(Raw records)
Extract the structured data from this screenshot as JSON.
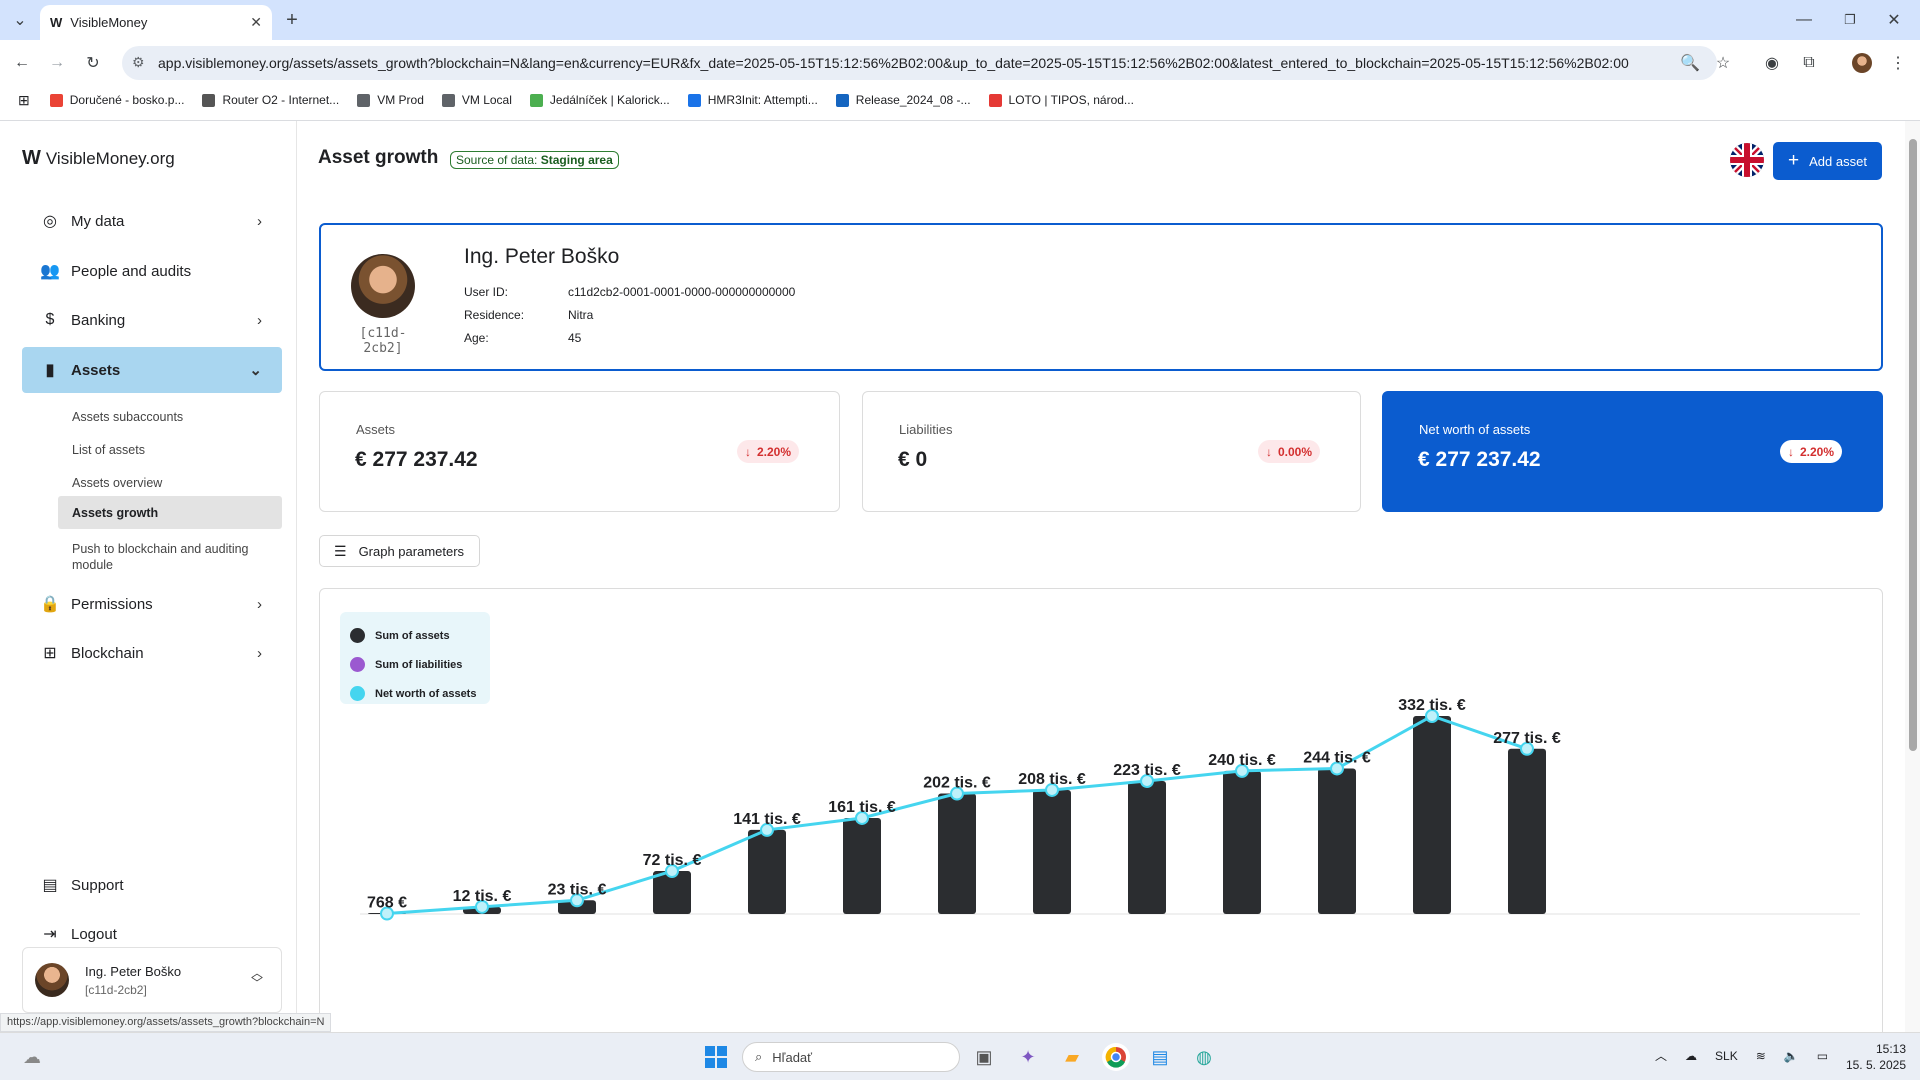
{
  "browser": {
    "tab_title": "VisibleMoney",
    "favicon_text": "W",
    "url": "app.visiblemoney.org/assets/assets_growth?blockchain=N&lang=en&currency=EUR&fx_date=2025-05-15T15:12:56%2B02:00&up_to_date=2025-05-15T15:12:56%2B02:00&latest_entered_to_blockchain=2025-05-15T15:12:56%2B02:00",
    "bookmarks": [
      {
        "label": "Doručené - bosko.p...",
        "icon": "gmail-icon",
        "color": "#ea4335"
      },
      {
        "label": "Router O2 - Internet...",
        "icon": "router-icon",
        "color": "#555555"
      },
      {
        "label": "VM Prod",
        "icon": "folder-icon",
        "color": "#5f6368"
      },
      {
        "label": "VM Local",
        "icon": "folder-icon",
        "color": "#5f6368"
      },
      {
        "label": "Jedálníček | Kalorick...",
        "icon": "kaloricke-icon",
        "color": "#4caf50"
      },
      {
        "label": "HMR3Init: Attempti...",
        "icon": "vs-icon",
        "color": "#1a73e8"
      },
      {
        "label": "Release_2024_08 -...",
        "icon": "jira-icon",
        "color": "#1565c0"
      },
      {
        "label": "LOTO | TIPOS, národ...",
        "icon": "tipos-icon",
        "color": "#e53935"
      }
    ],
    "status_url": "https://app.visiblemoney.org/assets/assets_growth?blockchain=N"
  },
  "sidebar": {
    "logo_mark": "W",
    "logo_text": "VisibleMoney.org",
    "items": [
      {
        "label": "My data",
        "icon": "account-circle-icon",
        "has_chevron": true
      },
      {
        "label": "People and audits",
        "icon": "people-icon",
        "has_chevron": false
      },
      {
        "label": "Banking",
        "icon": "banking-icon",
        "has_chevron": true
      },
      {
        "label": "Assets",
        "icon": "bar-chart-icon",
        "has_chevron": true,
        "active": true
      }
    ],
    "subitems": [
      {
        "label": "Assets subaccounts"
      },
      {
        "label": "List of assets"
      },
      {
        "label": "Assets overview"
      },
      {
        "label": "Assets growth",
        "active": true
      },
      {
        "label": "Push to blockchain and auditing module"
      }
    ],
    "items2": [
      {
        "label": "Permissions",
        "icon": "lock-icon"
      },
      {
        "label": "Blockchain",
        "icon": "grid-icon"
      }
    ],
    "bottom": [
      {
        "label": "Support",
        "icon": "chat-icon"
      },
      {
        "label": "Logout",
        "icon": "logout-icon"
      }
    ],
    "user": {
      "name": "Ing. Peter Boško",
      "id": "[c11d-2cb2]"
    }
  },
  "header": {
    "title": "Asset growth",
    "source_prefix": "Source of data:",
    "source_value": "Staging area",
    "add_button": "Add asset"
  },
  "profile": {
    "name": "Ing. Peter Boško",
    "short_id": "[c11d-2cb2]",
    "fields": [
      {
        "key": "User ID:",
        "value": "c11d2cb2-0001-0001-0000-000000000000"
      },
      {
        "key": "Residence:",
        "value": "Nitra"
      },
      {
        "key": "Age:",
        "value": "45"
      }
    ]
  },
  "cards": [
    {
      "label": "Assets",
      "value": "€ 277 237.42",
      "change": "2.20%"
    },
    {
      "label": "Liabilities",
      "value": "€ 0",
      "change": "0.00%"
    },
    {
      "label": "Net worth of assets",
      "value": "€ 277 237.42",
      "change": "2.20%"
    }
  ],
  "graph_params_label": "Graph parameters",
  "chart_data": {
    "type": "bar",
    "series": [
      {
        "name": "Sum of assets",
        "color": "#2b2d30",
        "values": [
          768,
          12000,
          23000,
          72000,
          141000,
          161000,
          202000,
          208000,
          223000,
          240000,
          244000,
          332000,
          277000
        ]
      },
      {
        "name": "Sum of liabilities",
        "color": "#9b59d0",
        "values": []
      },
      {
        "name": "Net worth of assets",
        "color": "#45d5ef",
        "values": [
          768,
          12000,
          23000,
          72000,
          141000,
          161000,
          202000,
          208000,
          223000,
          240000,
          244000,
          332000,
          277000
        ]
      }
    ],
    "data_labels": [
      "768 €",
      "12 tis. €",
      "23 tis. €",
      "72 tis. €",
      "141 tis. €",
      "161 tis. €",
      "202 tis. €",
      "208 tis. €",
      "223 tis. €",
      "240 tis. €",
      "244 tis. €",
      "332 tis. €",
      "277 tis. €"
    ],
    "ylim": [
      0,
      332000
    ],
    "legend_placement": "top-left",
    "grid": false
  },
  "taskbar": {
    "search_placeholder": "Hľadať",
    "language": "SLK",
    "time": "15:13",
    "date": "15. 5. 2025"
  }
}
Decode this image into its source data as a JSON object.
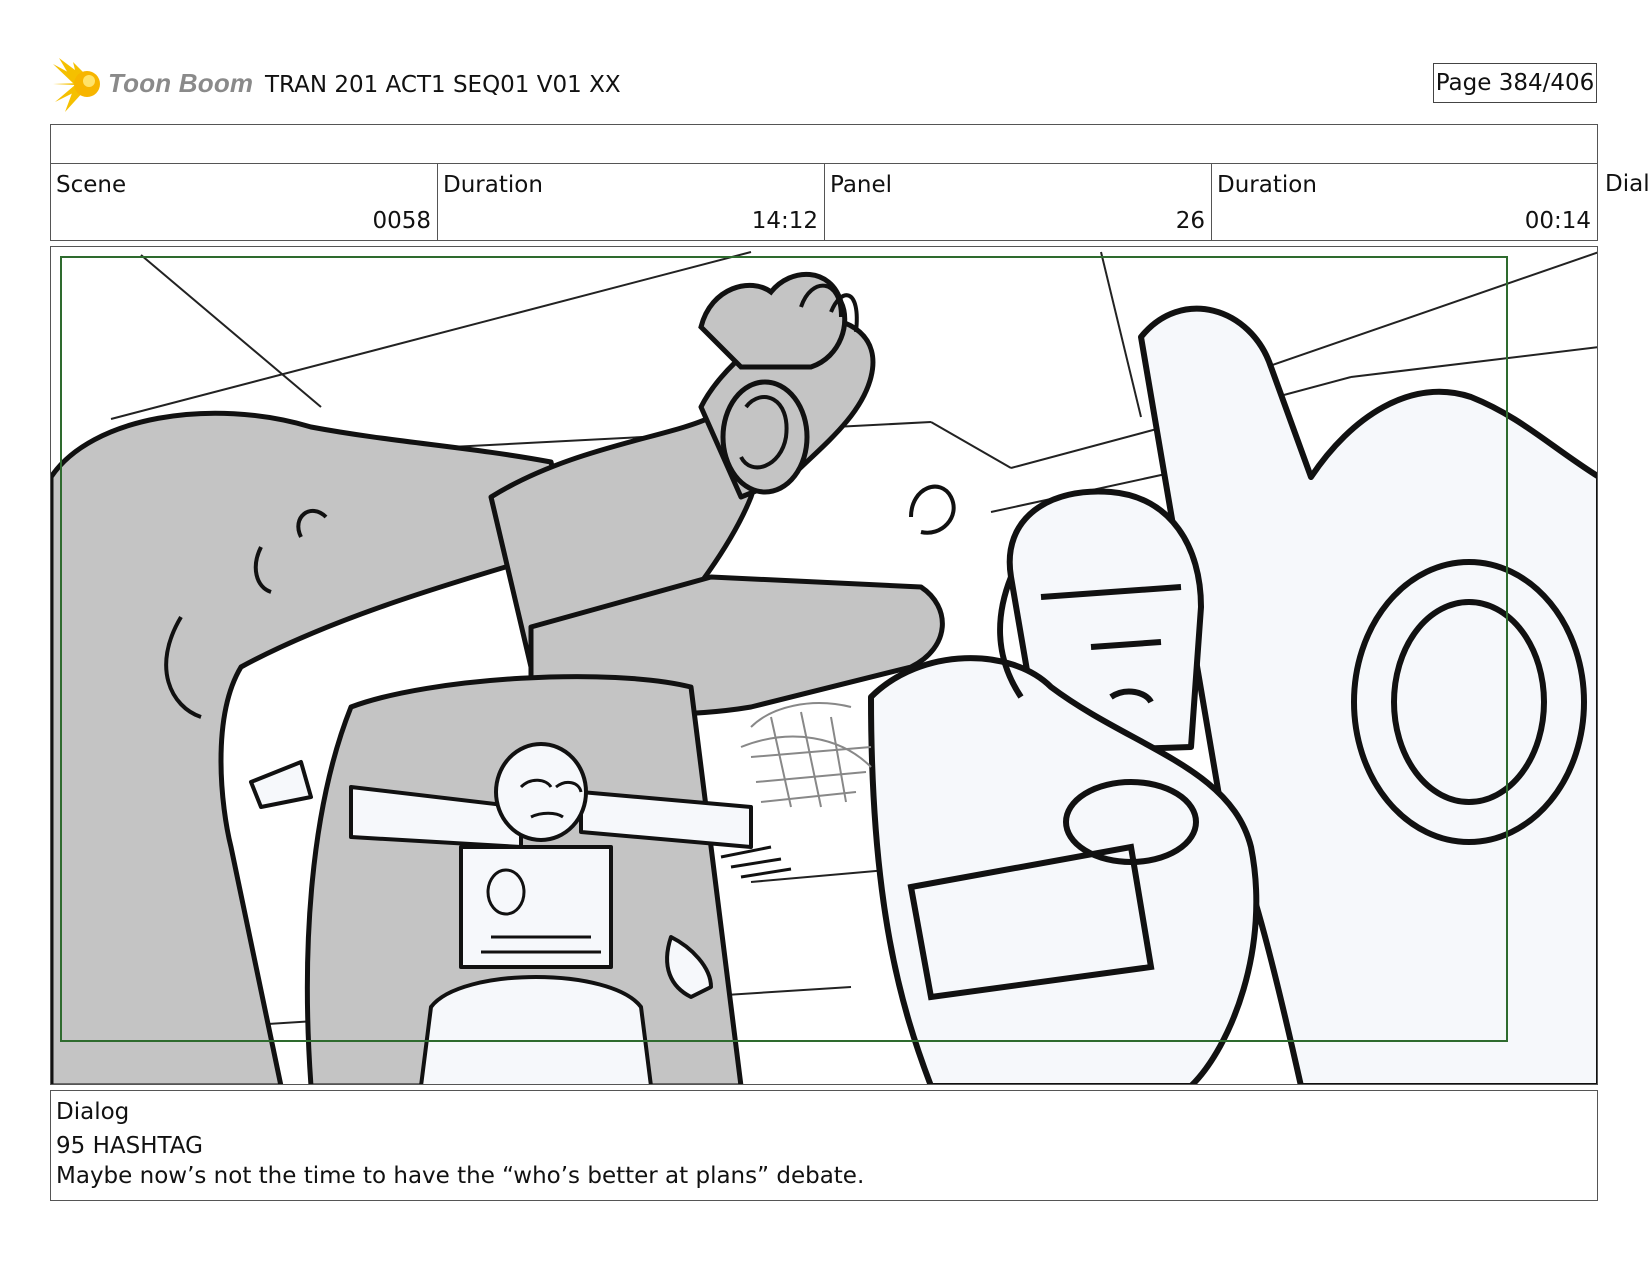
{
  "header": {
    "logo_text": "Toon Boom",
    "project_title": "TRAN 201 ACT1 SEQ01 V01 XX",
    "page_label": "Page 384/406"
  },
  "info": {
    "scene_label": "Scene",
    "scene_value": "0058",
    "scene_duration_label": "Duration",
    "scene_duration_value": "14:12",
    "panel_label": "Panel",
    "panel_value": "26",
    "panel_duration_label": "Duration",
    "panel_duration_value": "00:14",
    "overflow_label": "Dialo"
  },
  "panel_image": {
    "icon": "storyboard-sketch",
    "description_colors": {
      "safe_frame": "#2e6b2e",
      "shadow_fill": "#c4c4c4",
      "light_fill": "#f6f8fb",
      "ink": "#111111"
    }
  },
  "dialog": {
    "label": "Dialog",
    "speaker": "95 HASHTAG",
    "line": "Maybe now’s not the time to have the “who’s better at plans” debate."
  }
}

SET TASK: Output every entry exactly as given; pictures are not part of the copy.

EXERCISE RESPONSE:
Extract the structured data from this screenshot as JSON.
{
  "browser": {
    "tab_title": "VisibleMoney",
    "favicon_text": "W",
    "url": "app.visiblemoney.org/assets/assets_growth?blockchain=N&lang=en&currency=EUR&fx_date=2025-05-15T15:12:56%2B02:00&up_to_date=2025-05-15T15:12:56%2B02:00&latest_entered_to_blockchain=2025-05-15T15:12:56%2B02:00",
    "bookmarks": [
      {
        "label": "Doručené - bosko.p...",
        "icon": "gmail-icon",
        "color": "#ea4335"
      },
      {
        "label": "Router O2 - Internet...",
        "icon": "router-icon",
        "color": "#555555"
      },
      {
        "label": "VM Prod",
        "icon": "folder-icon",
        "color": "#5f6368"
      },
      {
        "label": "VM Local",
        "icon": "folder-icon",
        "color": "#5f6368"
      },
      {
        "label": "Jedálníček | Kalorick...",
        "icon": "kaloricke-icon",
        "color": "#4caf50"
      },
      {
        "label": "HMR3Init: Attempti...",
        "icon": "vs-icon",
        "color": "#1a73e8"
      },
      {
        "label": "Release_2024_08 -...",
        "icon": "jira-icon",
        "color": "#1565c0"
      },
      {
        "label": "LOTO | TIPOS, národ...",
        "icon": "tipos-icon",
        "color": "#e53935"
      }
    ],
    "status_url": "https://app.visiblemoney.org/assets/assets_growth?blockchain=N"
  },
  "sidebar": {
    "logo_mark": "W",
    "logo_text": "VisibleMoney.org",
    "items": [
      {
        "label": "My data",
        "icon": "account-circle-icon",
        "has_chevron": true
      },
      {
        "label": "People and audits",
        "icon": "people-icon",
        "has_chevron": false
      },
      {
        "label": "Banking",
        "icon": "banking-icon",
        "has_chevron": true
      },
      {
        "label": "Assets",
        "icon": "bar-chart-icon",
        "has_chevron": true,
        "active": true
      }
    ],
    "subitems": [
      {
        "label": "Assets subaccounts"
      },
      {
        "label": "List of assets"
      },
      {
        "label": "Assets overview"
      },
      {
        "label": "Assets growth",
        "active": true
      },
      {
        "label": "Push to blockchain and auditing module"
      }
    ],
    "items2": [
      {
        "label": "Permissions",
        "icon": "lock-icon"
      },
      {
        "label": "Blockchain",
        "icon": "grid-icon"
      }
    ],
    "bottom": [
      {
        "label": "Support",
        "icon": "chat-icon"
      },
      {
        "label": "Logout",
        "icon": "logout-icon"
      }
    ],
    "user": {
      "name": "Ing. Peter Boško",
      "id": "[c11d-2cb2]"
    }
  },
  "header": {
    "title": "Asset growth",
    "source_prefix": "Source of data:",
    "source_value": "Staging area",
    "add_button": "Add asset"
  },
  "profile": {
    "name": "Ing. Peter Boško",
    "short_id": "[c11d-2cb2]",
    "fields": [
      {
        "key": "User ID:",
        "value": "c11d2cb2-0001-0001-0000-000000000000"
      },
      {
        "key": "Residence:",
        "value": "Nitra"
      },
      {
        "key": "Age:",
        "value": "45"
      }
    ]
  },
  "cards": [
    {
      "label": "Assets",
      "value": "€ 277 237.42",
      "change": "2.20%"
    },
    {
      "label": "Liabilities",
      "value": "€ 0",
      "change": "0.00%"
    },
    {
      "label": "Net worth of assets",
      "value": "€ 277 237.42",
      "change": "2.20%"
    }
  ],
  "graph_params_label": "Graph parameters",
  "chart_data": {
    "type": "bar",
    "series": [
      {
        "name": "Sum of assets",
        "color": "#2b2d30",
        "values": [
          768,
          12000,
          23000,
          72000,
          141000,
          161000,
          202000,
          208000,
          223000,
          240000,
          244000,
          332000,
          277000
        ]
      },
      {
        "name": "Sum of liabilities",
        "color": "#9b59d0",
        "values": []
      },
      {
        "name": "Net worth of assets",
        "color": "#45d5ef",
        "values": [
          768,
          12000,
          23000,
          72000,
          141000,
          161000,
          202000,
          208000,
          223000,
          240000,
          244000,
          332000,
          277000
        ]
      }
    ],
    "data_labels": [
      "768 €",
      "12 tis. €",
      "23 tis. €",
      "72 tis. €",
      "141 tis. €",
      "161 tis. €",
      "202 tis. €",
      "208 tis. €",
      "223 tis. €",
      "240 tis. €",
      "244 tis. €",
      "332 tis. €",
      "277 tis. €"
    ],
    "ylim": [
      0,
      332000
    ],
    "legend_placement": "top-left",
    "grid": false
  },
  "taskbar": {
    "search_placeholder": "Hľadať",
    "language": "SLK",
    "time": "15:13",
    "date": "15. 5. 2025"
  }
}
Decode this image into its source data as a JSON object.
{
  "header": {
    "logo_text": "Toon Boom",
    "project_title": "TRAN 201 ACT1 SEQ01 V01 XX",
    "page_label": "Page 384/406"
  },
  "info": {
    "scene_label": "Scene",
    "scene_value": "0058",
    "scene_duration_label": "Duration",
    "scene_duration_value": "14:12",
    "panel_label": "Panel",
    "panel_value": "26",
    "panel_duration_label": "Duration",
    "panel_duration_value": "00:14",
    "overflow_label": "Dialo"
  },
  "panel_image": {
    "icon": "storyboard-sketch",
    "description_colors": {
      "safe_frame": "#2e6b2e",
      "shadow_fill": "#c4c4c4",
      "light_fill": "#f6f8fb",
      "ink": "#111111"
    }
  },
  "dialog": {
    "label": "Dialog",
    "speaker": "95 HASHTAG",
    "line": "Maybe now’s not the time to have the “who’s better at plans” debate."
  }
}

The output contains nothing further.